— Begin SUPPLIED RECORDS —

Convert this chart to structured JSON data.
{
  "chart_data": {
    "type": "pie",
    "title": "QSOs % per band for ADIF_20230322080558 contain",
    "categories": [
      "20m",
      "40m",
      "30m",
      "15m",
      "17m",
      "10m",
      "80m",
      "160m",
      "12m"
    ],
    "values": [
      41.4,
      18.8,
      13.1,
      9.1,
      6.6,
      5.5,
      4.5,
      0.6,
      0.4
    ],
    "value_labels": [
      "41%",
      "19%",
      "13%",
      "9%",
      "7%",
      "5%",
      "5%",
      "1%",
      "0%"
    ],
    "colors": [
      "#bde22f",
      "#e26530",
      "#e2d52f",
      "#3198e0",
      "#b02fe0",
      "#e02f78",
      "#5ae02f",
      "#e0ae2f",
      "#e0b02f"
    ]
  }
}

— End SUPPLIED RECORDS —

* **REQUEST**
Please reproduce each line exactly as written.

* **RESPONSE BELOW**
Convert this chart to structured JSON data.
{
  "chart_data": {
    "type": "pie",
    "title": "QSOs % per band for ADIF_20230322080558 contain",
    "categories": [
      "20m",
      "40m",
      "30m",
      "15m",
      "17m",
      "10m",
      "80m",
      "160m",
      "12m"
    ],
    "values": [
      41.4,
      18.8,
      13.1,
      9.1,
      6.6,
      5.5,
      4.5,
      0.6,
      0.4
    ],
    "value_labels": [
      "41%",
      "19%",
      "13%",
      "9%",
      "7%",
      "5%",
      "5%",
      "1%",
      "0%"
    ],
    "colors": [
      "#bde22f",
      "#e26530",
      "#e2d52f",
      "#3198e0",
      "#b02fe0",
      "#e02f78",
      "#5ae02f",
      "#e0ae2f",
      "#e0b02f"
    ]
  }
}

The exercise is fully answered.